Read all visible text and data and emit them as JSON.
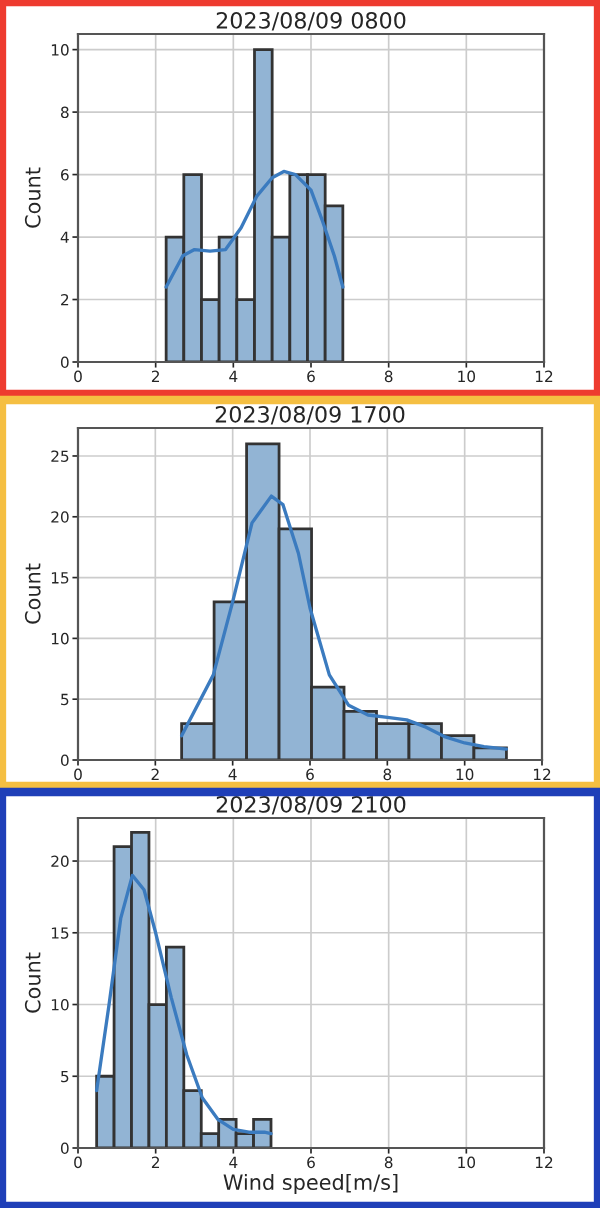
{
  "chart_data": [
    {
      "type": "histogram",
      "title": "2023/08/09 0800",
      "ylabel": "Count",
      "xlim": [
        0,
        12
      ],
      "xticks": [
        0,
        2,
        4,
        6,
        8,
        10,
        12
      ],
      "ylim": [
        0,
        10.5
      ],
      "yticks": [
        0,
        2,
        4,
        6,
        8,
        10
      ],
      "grid": true,
      "series": [
        {
          "type": "histogram",
          "color": "#92b4d4",
          "bins": [
            2.27,
            2.725,
            3.18,
            3.635,
            4.09,
            4.545,
            5.0,
            5.455,
            5.91,
            6.365,
            6.82
          ],
          "values": [
            4,
            6,
            2,
            4,
            2,
            10,
            4,
            6,
            6,
            5
          ]
        },
        {
          "type": "line",
          "color": "#3b7bbf",
          "x": [
            2.27,
            2.7,
            3.0,
            3.4,
            3.8,
            4.2,
            4.6,
            5.0,
            5.3,
            5.6,
            6.0,
            6.3,
            6.6,
            6.82
          ],
          "values": [
            2.4,
            3.4,
            3.6,
            3.55,
            3.6,
            4.3,
            5.3,
            5.9,
            6.1,
            6.0,
            5.5,
            4.5,
            3.4,
            2.4
          ]
        }
      ]
    },
    {
      "type": "histogram",
      "title": "2023/08/09 1700",
      "ylabel": "Count",
      "xlim": [
        0,
        12
      ],
      "xticks": [
        0,
        2,
        4,
        6,
        8,
        10,
        12
      ],
      "ylim": [
        0,
        27.3
      ],
      "yticks": [
        0,
        5,
        10,
        15,
        20,
        25
      ],
      "grid": true,
      "series": [
        {
          "type": "histogram",
          "color": "#92b4d4",
          "bins": [
            2.68,
            3.52,
            4.36,
            5.2,
            6.04,
            6.88,
            7.72,
            8.56,
            9.4,
            10.24,
            11.08
          ],
          "values": [
            3,
            13,
            26,
            19,
            6,
            4,
            3,
            3,
            2,
            1
          ]
        },
        {
          "type": "line",
          "color": "#3b7bbf",
          "x": [
            2.68,
            3.5,
            4.0,
            4.5,
            5.0,
            5.3,
            5.7,
            6.0,
            6.5,
            7.0,
            7.5,
            8.0,
            8.5,
            9.0,
            9.5,
            10.0,
            10.5,
            11.08
          ],
          "values": [
            2.0,
            7,
            13,
            19.5,
            21.7,
            21,
            17,
            12.5,
            7,
            4.5,
            3.7,
            3.5,
            3.3,
            2.7,
            1.9,
            1.4,
            1.1,
            0.9
          ]
        }
      ]
    },
    {
      "type": "histogram",
      "title": "2023/08/09 2100",
      "xlabel": "Wind speed[m/s]",
      "ylabel": "Count",
      "xlim": [
        0,
        12
      ],
      "xticks": [
        0,
        2,
        4,
        6,
        8,
        10,
        12
      ],
      "ylim": [
        0,
        23
      ],
      "yticks": [
        0,
        5,
        10,
        15,
        20
      ],
      "grid": true,
      "series": [
        {
          "type": "histogram",
          "color": "#92b4d4",
          "bins": [
            0.48,
            0.929,
            1.378,
            1.827,
            2.276,
            2.725,
            3.174,
            3.623,
            4.072,
            4.521,
            4.97
          ],
          "values": [
            5,
            21,
            22,
            10,
            14,
            4,
            1,
            2,
            1,
            2
          ]
        },
        {
          "type": "line",
          "color": "#3b7bbf",
          "x": [
            0.48,
            0.8,
            1.1,
            1.4,
            1.7,
            2.0,
            2.4,
            2.8,
            3.2,
            3.6,
            4.0,
            4.4,
            4.8,
            4.97
          ],
          "values": [
            4,
            10,
            16,
            19,
            18,
            15,
            10.5,
            6.5,
            3.5,
            2,
            1.3,
            1.1,
            1.1,
            1.0
          ]
        }
      ]
    }
  ]
}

----------

PROBLEM DETAILS ::
Your copy of the data above should match it exactly, except that pictures are left out.

COMPLETE RESPONSE ::
Read all visible text and data and emit them as JSON.
{
  "chart_data": [
    {
      "type": "histogram",
      "title": "2023/08/09 0800",
      "ylabel": "Count",
      "xlim": [
        0,
        12
      ],
      "xticks": [
        0,
        2,
        4,
        6,
        8,
        10,
        12
      ],
      "ylim": [
        0,
        10.5
      ],
      "yticks": [
        0,
        2,
        4,
        6,
        8,
        10
      ],
      "grid": true,
      "series": [
        {
          "type": "histogram",
          "color": "#92b4d4",
          "bins": [
            2.27,
            2.725,
            3.18,
            3.635,
            4.09,
            4.545,
            5.0,
            5.455,
            5.91,
            6.365,
            6.82
          ],
          "values": [
            4,
            6,
            2,
            4,
            2,
            10,
            4,
            6,
            6,
            5
          ]
        },
        {
          "type": "line",
          "color": "#3b7bbf",
          "x": [
            2.27,
            2.7,
            3.0,
            3.4,
            3.8,
            4.2,
            4.6,
            5.0,
            5.3,
            5.6,
            6.0,
            6.3,
            6.6,
            6.82
          ],
          "values": [
            2.4,
            3.4,
            3.6,
            3.55,
            3.6,
            4.3,
            5.3,
            5.9,
            6.1,
            6.0,
            5.5,
            4.5,
            3.4,
            2.4
          ]
        }
      ]
    },
    {
      "type": "histogram",
      "title": "2023/08/09 1700",
      "ylabel": "Count",
      "xlim": [
        0,
        12
      ],
      "xticks": [
        0,
        2,
        4,
        6,
        8,
        10,
        12
      ],
      "ylim": [
        0,
        27.3
      ],
      "yticks": [
        0,
        5,
        10,
        15,
        20,
        25
      ],
      "grid": true,
      "series": [
        {
          "type": "histogram",
          "color": "#92b4d4",
          "bins": [
            2.68,
            3.52,
            4.36,
            5.2,
            6.04,
            6.88,
            7.72,
            8.56,
            9.4,
            10.24,
            11.08
          ],
          "values": [
            3,
            13,
            26,
            19,
            6,
            4,
            3,
            3,
            2,
            1
          ]
        },
        {
          "type": "line",
          "color": "#3b7bbf",
          "x": [
            2.68,
            3.5,
            4.0,
            4.5,
            5.0,
            5.3,
            5.7,
            6.0,
            6.5,
            7.0,
            7.5,
            8.0,
            8.5,
            9.0,
            9.5,
            10.0,
            10.5,
            11.08
          ],
          "values": [
            2.0,
            7,
            13,
            19.5,
            21.7,
            21,
            17,
            12.5,
            7,
            4.5,
            3.7,
            3.5,
            3.3,
            2.7,
            1.9,
            1.4,
            1.1,
            0.9
          ]
        }
      ]
    },
    {
      "type": "histogram",
      "title": "2023/08/09 2100",
      "xlabel": "Wind speed[m/s]",
      "ylabel": "Count",
      "xlim": [
        0,
        12
      ],
      "xticks": [
        0,
        2,
        4,
        6,
        8,
        10,
        12
      ],
      "ylim": [
        0,
        23
      ],
      "yticks": [
        0,
        5,
        10,
        15,
        20
      ],
      "grid": true,
      "series": [
        {
          "type": "histogram",
          "color": "#92b4d4",
          "bins": [
            0.48,
            0.929,
            1.378,
            1.827,
            2.276,
            2.725,
            3.174,
            3.623,
            4.072,
            4.521,
            4.97
          ],
          "values": [
            5,
            21,
            22,
            10,
            14,
            4,
            1,
            2,
            1,
            2
          ]
        },
        {
          "type": "line",
          "color": "#3b7bbf",
          "x": [
            0.48,
            0.8,
            1.1,
            1.4,
            1.7,
            2.0,
            2.4,
            2.8,
            3.2,
            3.6,
            4.0,
            4.4,
            4.8,
            4.97
          ],
          "values": [
            4,
            10,
            16,
            19,
            18,
            15,
            10.5,
            6.5,
            3.5,
            2,
            1.3,
            1.1,
            1.1,
            1.0
          ]
        }
      ]
    }
  ]
}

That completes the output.